:: Exercise aim ::
Reproduce the listing below in full and without alteration, apart from its pictures.

:: Listing ::
****************
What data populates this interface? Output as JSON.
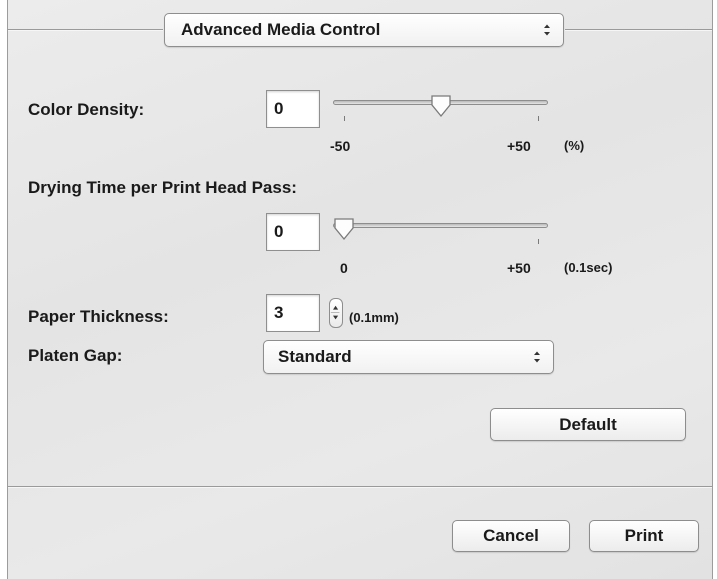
{
  "header": {
    "panel_popup": "Advanced Media Control"
  },
  "color_density": {
    "label": "Color Density:",
    "value": "0",
    "slider_min_label": "-50",
    "slider_max_label": "+50",
    "unit": "(%)",
    "slider_min": -50,
    "slider_max": 50,
    "slider_value": 0
  },
  "drying_time": {
    "label": "Drying Time per Print Head Pass:",
    "value": "0",
    "slider_min_label": "0",
    "slider_max_label": "+50",
    "unit": "(0.1sec)",
    "slider_min": 0,
    "slider_max": 50,
    "slider_value": 0
  },
  "paper_thickness": {
    "label": "Paper Thickness:",
    "value": "3",
    "unit": "(0.1mm)"
  },
  "platen_gap": {
    "label": "Platen Gap:",
    "selected": "Standard"
  },
  "buttons": {
    "default": "Default",
    "cancel": "Cancel",
    "print": "Print"
  },
  "icons": {
    "popup_arrows": "up-down-arrows-icon",
    "slider_thumb": "slider-thumb-icon",
    "stepper": "stepper-icon"
  }
}
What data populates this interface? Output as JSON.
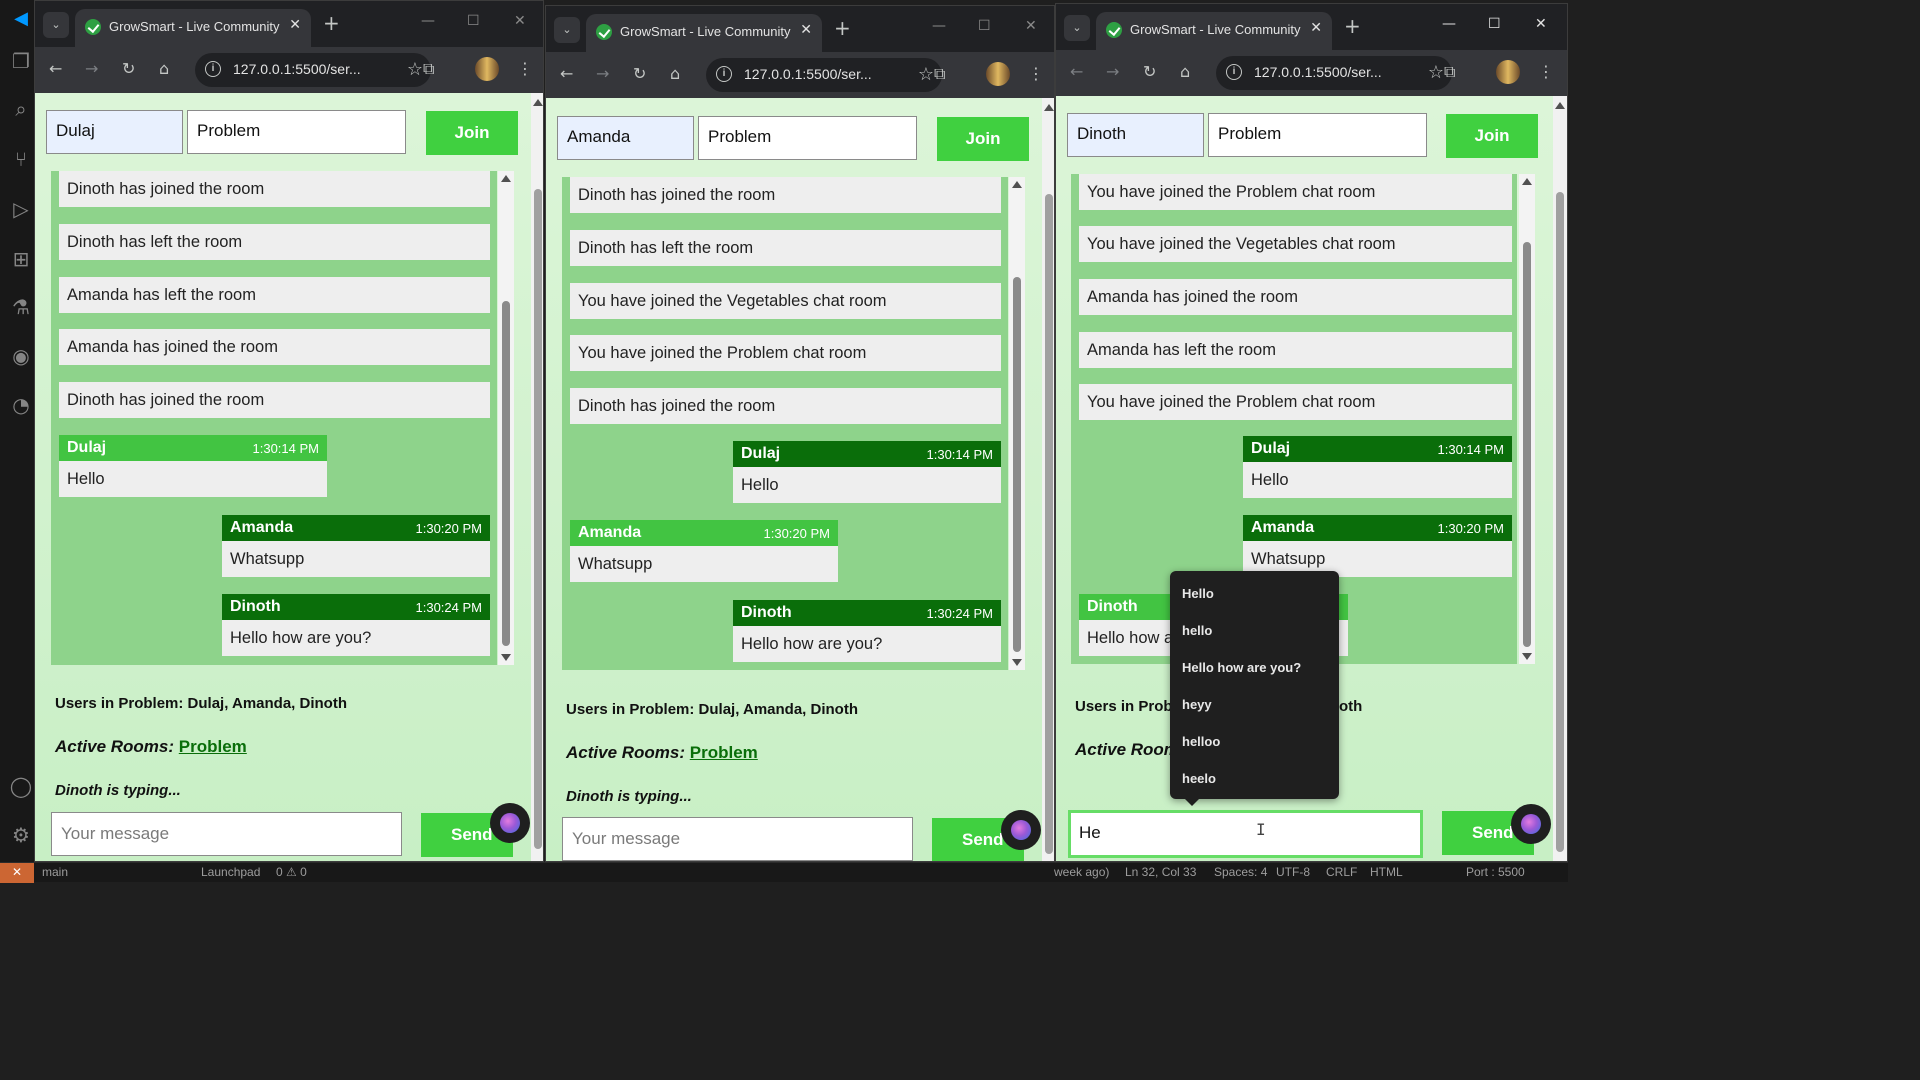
{
  "status": {
    "branch": "main",
    "launchpad": "Launchpad",
    "problems": "0 ⚠ 0",
    "ago": "week ago)",
    "cursor_pos": "Ln 32, Col 33",
    "spaces": "Spaces: 4",
    "encoding": "UTF-8",
    "eol": "CRLF",
    "lang": "HTML",
    "port": "Port : 5500"
  },
  "windows": [
    {
      "tab_title": "GrowSmart - Live Community C",
      "url": "127.0.0.1:5500/ser...",
      "username": "Dulaj",
      "room": "Problem",
      "join_label": "Join",
      "system_messages": [
        "Dinoth has joined the room",
        "Dinoth has left the room",
        "Amanda has left the room",
        "Amanda has joined the room",
        "Dinoth has joined the room"
      ],
      "messages": [
        {
          "name": "Dulaj",
          "time": "1:30:14 PM",
          "text": "Hello"
        },
        {
          "name": "Amanda",
          "time": "1:30:20 PM",
          "text": "Whatsupp"
        },
        {
          "name": "Dinoth",
          "time": "1:30:24 PM",
          "text": "Hello how are you?"
        }
      ],
      "users_line": "Users in Problem: Dulaj, Amanda, Dinoth",
      "active_rooms_label": "Active Rooms:",
      "active_room": "Problem",
      "typing": "Dinoth is typing...",
      "message_placeholder": "Your message",
      "send_label": "Send"
    },
    {
      "tab_title": "GrowSmart - Live Community C",
      "url": "127.0.0.1:5500/ser...",
      "username": "Amanda",
      "room": "Problem",
      "join_label": "Join",
      "system_messages": [
        "Dinoth has joined the room",
        "Dinoth has left the room",
        "You have joined the Vegetables chat room",
        "You have joined the Problem chat room",
        "Dinoth has joined the room"
      ],
      "messages": [
        {
          "name": "Dulaj",
          "time": "1:30:14 PM",
          "text": "Hello"
        },
        {
          "name": "Amanda",
          "time": "1:30:20 PM",
          "text": "Whatsupp"
        },
        {
          "name": "Dinoth",
          "time": "1:30:24 PM",
          "text": "Hello how are you?"
        }
      ],
      "users_line": "Users in Problem: Dulaj, Amanda, Dinoth",
      "active_rooms_label": "Active Rooms:",
      "active_room": "Problem",
      "typing": "Dinoth is typing...",
      "message_placeholder": "Your message",
      "send_label": "Send"
    },
    {
      "tab_title": "GrowSmart - Live Community C",
      "url": "127.0.0.1:5500/ser...",
      "username": "Dinoth",
      "room": "Problem",
      "join_label": "Join",
      "system_messages": [
        "You have joined the Problem chat room",
        "You have joined the Vegetables chat room",
        "Amanda has joined the room",
        "Amanda has left the room",
        "You have joined the Problem chat room"
      ],
      "messages": [
        {
          "name": "Dulaj",
          "time": "1:30:14 PM",
          "text": "Hello"
        },
        {
          "name": "Amanda",
          "time": "1:30:20 PM",
          "text": "Whatsupp"
        },
        {
          "name": "Dinoth",
          "time": "",
          "text": "Hello how a"
        }
      ],
      "users_line_start": "Users in Prob",
      "users_line_end": "oth",
      "active_rooms_label": "Active Room",
      "message_value": "He",
      "send_label": "Send",
      "autocomplete": [
        "Hello",
        "hello",
        "Hello how are you?",
        "heyy",
        "helloo",
        "heelo"
      ]
    }
  ]
}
****************
:: The solution ::
What data populates this interface? Output as JSON.
{
  "header": {
    "panel_popup": "Advanced Media Control"
  },
  "color_density": {
    "label": "Color Density:",
    "value": "0",
    "slider_min_label": "-50",
    "slider_max_label": "+50",
    "unit": "(%)",
    "slider_min": -50,
    "slider_max": 50,
    "slider_value": 0
  },
  "drying_time": {
    "label": "Drying Time per Print Head Pass:",
    "value": "0",
    "slider_min_label": "0",
    "slider_max_label": "+50",
    "unit": "(0.1sec)",
    "slider_min": 0,
    "slider_max": 50,
    "slider_value": 0
  },
  "paper_thickness": {
    "label": "Paper Thickness:",
    "value": "3",
    "unit": "(0.1mm)"
  },
  "platen_gap": {
    "label": "Platen Gap:",
    "selected": "Standard"
  },
  "buttons": {
    "default": "Default",
    "cancel": "Cancel",
    "print": "Print"
  },
  "icons": {
    "popup_arrows": "up-down-arrows-icon",
    "slider_thumb": "slider-thumb-icon",
    "stepper": "stepper-icon"
  }
}
What data populates this interface? Output as JSON.
{
  "status": {
    "branch": "main",
    "launchpad": "Launchpad",
    "problems": "0 ⚠ 0",
    "ago": "week ago)",
    "cursor_pos": "Ln 32, Col 33",
    "spaces": "Spaces: 4",
    "encoding": "UTF-8",
    "eol": "CRLF",
    "lang": "HTML",
    "port": "Port : 5500"
  },
  "windows": [
    {
      "tab_title": "GrowSmart - Live Community C",
      "url": "127.0.0.1:5500/ser...",
      "username": "Dulaj",
      "room": "Problem",
      "join_label": "Join",
      "system_messages": [
        "Dinoth has joined the room",
        "Dinoth has left the room",
        "Amanda has left the room",
        "Amanda has joined the room",
        "Dinoth has joined the room"
      ],
      "messages": [
        {
          "name": "Dulaj",
          "time": "1:30:14 PM",
          "text": "Hello"
        },
        {
          "name": "Amanda",
          "time": "1:30:20 PM",
          "text": "Whatsupp"
        },
        {
          "name": "Dinoth",
          "time": "1:30:24 PM",
          "text": "Hello how are you?"
        }
      ],
      "users_line": "Users in Problem: Dulaj, Amanda, Dinoth",
      "active_rooms_label": "Active Rooms:",
      "active_room": "Problem",
      "typing": "Dinoth is typing...",
      "message_placeholder": "Your message",
      "send_label": "Send"
    },
    {
      "tab_title": "GrowSmart - Live Community C",
      "url": "127.0.0.1:5500/ser...",
      "username": "Amanda",
      "room": "Problem",
      "join_label": "Join",
      "system_messages": [
        "Dinoth has joined the room",
        "Dinoth has left the room",
        "You have joined the Vegetables chat room",
        "You have joined the Problem chat room",
        "Dinoth has joined the room"
      ],
      "messages": [
        {
          "name": "Dulaj",
          "time": "1:30:14 PM",
          "text": "Hello"
        },
        {
          "name": "Amanda",
          "time": "1:30:20 PM",
          "text": "Whatsupp"
        },
        {
          "name": "Dinoth",
          "time": "1:30:24 PM",
          "text": "Hello how are you?"
        }
      ],
      "users_line": "Users in Problem: Dulaj, Amanda, Dinoth",
      "active_rooms_label": "Active Rooms:",
      "active_room": "Problem",
      "typing": "Dinoth is typing...",
      "message_placeholder": "Your message",
      "send_label": "Send"
    },
    {
      "tab_title": "GrowSmart - Live Community C",
      "url": "127.0.0.1:5500/ser...",
      "username": "Dinoth",
      "room": "Problem",
      "join_label": "Join",
      "system_messages": [
        "You have joined the Problem chat room",
        "You have joined the Vegetables chat room",
        "Amanda has joined the room",
        "Amanda has left the room",
        "You have joined the Problem chat room"
      ],
      "messages": [
        {
          "name": "Dulaj",
          "time": "1:30:14 PM",
          "text": "Hello"
        },
        {
          "name": "Amanda",
          "time": "1:30:20 PM",
          "text": "Whatsupp"
        },
        {
          "name": "Dinoth",
          "time": "",
          "text": "Hello how a"
        }
      ],
      "users_line_start": "Users in Prob",
      "users_line_end": "oth",
      "active_rooms_label": "Active Room",
      "message_value": "He",
      "send_label": "Send",
      "autocomplete": [
        "Hello",
        "hello",
        "Hello how are you?",
        "heyy",
        "helloo",
        "heelo"
      ]
    }
  ]
}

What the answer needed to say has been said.